[Dataset listings of figures]
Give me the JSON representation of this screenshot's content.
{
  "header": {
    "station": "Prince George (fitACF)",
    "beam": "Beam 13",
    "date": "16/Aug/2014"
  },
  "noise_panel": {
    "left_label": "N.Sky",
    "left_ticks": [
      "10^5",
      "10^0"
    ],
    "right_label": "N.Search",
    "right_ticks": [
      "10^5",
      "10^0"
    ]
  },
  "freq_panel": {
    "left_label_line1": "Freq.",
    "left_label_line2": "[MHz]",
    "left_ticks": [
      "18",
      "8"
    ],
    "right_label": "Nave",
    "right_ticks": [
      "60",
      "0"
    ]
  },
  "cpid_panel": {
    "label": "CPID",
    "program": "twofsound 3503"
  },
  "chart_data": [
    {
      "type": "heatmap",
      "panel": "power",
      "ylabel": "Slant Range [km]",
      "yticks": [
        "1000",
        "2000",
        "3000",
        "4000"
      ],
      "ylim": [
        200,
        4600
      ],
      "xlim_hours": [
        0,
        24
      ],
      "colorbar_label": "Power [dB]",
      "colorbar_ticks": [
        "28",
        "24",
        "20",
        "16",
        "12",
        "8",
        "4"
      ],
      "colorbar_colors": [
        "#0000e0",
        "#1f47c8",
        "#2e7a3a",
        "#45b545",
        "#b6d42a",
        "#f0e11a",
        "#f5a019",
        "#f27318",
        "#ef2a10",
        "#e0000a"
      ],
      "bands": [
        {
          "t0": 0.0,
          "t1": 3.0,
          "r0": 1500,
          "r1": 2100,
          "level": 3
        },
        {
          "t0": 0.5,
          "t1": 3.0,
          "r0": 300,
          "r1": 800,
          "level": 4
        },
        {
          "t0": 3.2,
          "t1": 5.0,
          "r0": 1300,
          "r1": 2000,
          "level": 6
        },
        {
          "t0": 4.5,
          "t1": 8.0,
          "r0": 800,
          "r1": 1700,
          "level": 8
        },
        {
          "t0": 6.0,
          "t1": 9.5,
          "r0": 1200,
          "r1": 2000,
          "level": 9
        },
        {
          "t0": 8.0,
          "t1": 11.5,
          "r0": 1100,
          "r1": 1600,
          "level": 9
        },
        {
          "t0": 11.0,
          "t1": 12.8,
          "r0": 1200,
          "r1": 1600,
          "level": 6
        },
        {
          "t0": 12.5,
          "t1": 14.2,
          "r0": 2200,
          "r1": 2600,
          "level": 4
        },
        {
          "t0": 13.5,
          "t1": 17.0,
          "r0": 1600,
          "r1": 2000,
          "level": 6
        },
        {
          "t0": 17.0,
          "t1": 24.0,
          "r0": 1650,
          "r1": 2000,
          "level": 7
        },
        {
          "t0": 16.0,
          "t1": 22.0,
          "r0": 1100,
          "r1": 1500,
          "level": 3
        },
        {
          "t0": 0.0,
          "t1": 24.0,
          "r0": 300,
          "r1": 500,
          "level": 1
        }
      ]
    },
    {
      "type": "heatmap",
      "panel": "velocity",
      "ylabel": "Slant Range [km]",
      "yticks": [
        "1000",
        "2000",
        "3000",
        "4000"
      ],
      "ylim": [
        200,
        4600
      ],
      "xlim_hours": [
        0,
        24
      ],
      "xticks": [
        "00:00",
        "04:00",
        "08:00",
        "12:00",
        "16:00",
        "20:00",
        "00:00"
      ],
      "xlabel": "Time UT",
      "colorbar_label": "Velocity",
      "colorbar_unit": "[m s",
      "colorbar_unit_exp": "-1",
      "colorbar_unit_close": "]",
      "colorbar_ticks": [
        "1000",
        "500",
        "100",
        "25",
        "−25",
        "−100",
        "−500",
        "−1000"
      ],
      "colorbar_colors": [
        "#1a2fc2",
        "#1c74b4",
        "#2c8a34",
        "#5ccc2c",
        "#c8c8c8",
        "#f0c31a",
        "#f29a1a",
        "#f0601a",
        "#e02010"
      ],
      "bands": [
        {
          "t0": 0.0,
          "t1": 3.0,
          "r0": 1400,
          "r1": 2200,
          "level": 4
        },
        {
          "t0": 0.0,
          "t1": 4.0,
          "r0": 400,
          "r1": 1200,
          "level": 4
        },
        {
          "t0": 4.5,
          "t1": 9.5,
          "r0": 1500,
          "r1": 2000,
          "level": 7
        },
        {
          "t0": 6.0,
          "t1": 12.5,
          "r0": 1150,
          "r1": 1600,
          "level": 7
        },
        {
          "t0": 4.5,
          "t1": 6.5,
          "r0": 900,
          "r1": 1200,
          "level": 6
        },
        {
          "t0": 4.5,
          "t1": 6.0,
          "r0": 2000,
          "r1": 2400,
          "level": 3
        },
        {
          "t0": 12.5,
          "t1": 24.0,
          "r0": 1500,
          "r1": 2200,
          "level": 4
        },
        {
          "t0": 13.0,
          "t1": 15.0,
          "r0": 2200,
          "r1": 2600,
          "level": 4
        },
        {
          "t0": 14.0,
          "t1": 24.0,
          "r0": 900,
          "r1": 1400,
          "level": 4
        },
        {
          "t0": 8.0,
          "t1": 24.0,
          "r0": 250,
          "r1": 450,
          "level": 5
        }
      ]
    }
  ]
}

[Job] Write an exact transcription of every entry above.

[Answer for this exercise]
Give me the JSON representation of this screenshot's content.
{
  "header": {
    "station": "Prince George (fitACF)",
    "beam": "Beam 13",
    "date": "16/Aug/2014"
  },
  "noise_panel": {
    "left_label": "N.Sky",
    "left_ticks": [
      "10^5",
      "10^0"
    ],
    "right_label": "N.Search",
    "right_ticks": [
      "10^5",
      "10^0"
    ]
  },
  "freq_panel": {
    "left_label_line1": "Freq.",
    "left_label_line2": "[MHz]",
    "left_ticks": [
      "18",
      "8"
    ],
    "right_label": "Nave",
    "right_ticks": [
      "60",
      "0"
    ]
  },
  "cpid_panel": {
    "label": "CPID",
    "program": "twofsound 3503"
  },
  "chart_data": [
    {
      "type": "heatmap",
      "panel": "power",
      "ylabel": "Slant Range [km]",
      "yticks": [
        "1000",
        "2000",
        "3000",
        "4000"
      ],
      "ylim": [
        200,
        4600
      ],
      "xlim_hours": [
        0,
        24
      ],
      "colorbar_label": "Power [dB]",
      "colorbar_ticks": [
        "28",
        "24",
        "20",
        "16",
        "12",
        "8",
        "4"
      ],
      "colorbar_colors": [
        "#0000e0",
        "#1f47c8",
        "#2e7a3a",
        "#45b545",
        "#b6d42a",
        "#f0e11a",
        "#f5a019",
        "#f27318",
        "#ef2a10",
        "#e0000a"
      ],
      "bands": [
        {
          "t0": 0.0,
          "t1": 3.0,
          "r0": 1500,
          "r1": 2100,
          "level": 3
        },
        {
          "t0": 0.5,
          "t1": 3.0,
          "r0": 300,
          "r1": 800,
          "level": 4
        },
        {
          "t0": 3.2,
          "t1": 5.0,
          "r0": 1300,
          "r1": 2000,
          "level": 6
        },
        {
          "t0": 4.5,
          "t1": 8.0,
          "r0": 800,
          "r1": 1700,
          "level": 8
        },
        {
          "t0": 6.0,
          "t1": 9.5,
          "r0": 1200,
          "r1": 2000,
          "level": 9
        },
        {
          "t0": 8.0,
          "t1": 11.5,
          "r0": 1100,
          "r1": 1600,
          "level": 9
        },
        {
          "t0": 11.0,
          "t1": 12.8,
          "r0": 1200,
          "r1": 1600,
          "level": 6
        },
        {
          "t0": 12.5,
          "t1": 14.2,
          "r0": 2200,
          "r1": 2600,
          "level": 4
        },
        {
          "t0": 13.5,
          "t1": 17.0,
          "r0": 1600,
          "r1": 2000,
          "level": 6
        },
        {
          "t0": 17.0,
          "t1": 24.0,
          "r0": 1650,
          "r1": 2000,
          "level": 7
        },
        {
          "t0": 16.0,
          "t1": 22.0,
          "r0": 1100,
          "r1": 1500,
          "level": 3
        },
        {
          "t0": 0.0,
          "t1": 24.0,
          "r0": 300,
          "r1": 500,
          "level": 1
        }
      ]
    },
    {
      "type": "heatmap",
      "panel": "velocity",
      "ylabel": "Slant Range [km]",
      "yticks": [
        "1000",
        "2000",
        "3000",
        "4000"
      ],
      "ylim": [
        200,
        4600
      ],
      "xlim_hours": [
        0,
        24
      ],
      "xticks": [
        "00:00",
        "04:00",
        "08:00",
        "12:00",
        "16:00",
        "20:00",
        "00:00"
      ],
      "xlabel": "Time UT",
      "colorbar_label": "Velocity",
      "colorbar_unit": "[m s",
      "colorbar_unit_exp": "-1",
      "colorbar_unit_close": "]",
      "colorbar_ticks": [
        "1000",
        "500",
        "100",
        "25",
        "−25",
        "−100",
        "−500",
        "−1000"
      ],
      "colorbar_colors": [
        "#1a2fc2",
        "#1c74b4",
        "#2c8a34",
        "#5ccc2c",
        "#c8c8c8",
        "#f0c31a",
        "#f29a1a",
        "#f0601a",
        "#e02010"
      ],
      "bands": [
        {
          "t0": 0.0,
          "t1": 3.0,
          "r0": 1400,
          "r1": 2200,
          "level": 4
        },
        {
          "t0": 0.0,
          "t1": 4.0,
          "r0": 400,
          "r1": 1200,
          "level": 4
        },
        {
          "t0": 4.5,
          "t1": 9.5,
          "r0": 1500,
          "r1": 2000,
          "level": 7
        },
        {
          "t0": 6.0,
          "t1": 12.5,
          "r0": 1150,
          "r1": 1600,
          "level": 7
        },
        {
          "t0": 4.5,
          "t1": 6.5,
          "r0": 900,
          "r1": 1200,
          "level": 6
        },
        {
          "t0": 4.5,
          "t1": 6.0,
          "r0": 2000,
          "r1": 2400,
          "level": 3
        },
        {
          "t0": 12.5,
          "t1": 24.0,
          "r0": 1500,
          "r1": 2200,
          "level": 4
        },
        {
          "t0": 13.0,
          "t1": 15.0,
          "r0": 2200,
          "r1": 2600,
          "level": 4
        },
        {
          "t0": 14.0,
          "t1": 24.0,
          "r0": 900,
          "r1": 1400,
          "level": 4
        },
        {
          "t0": 8.0,
          "t1": 24.0,
          "r0": 250,
          "r1": 450,
          "level": 5
        }
      ]
    }
  ]
}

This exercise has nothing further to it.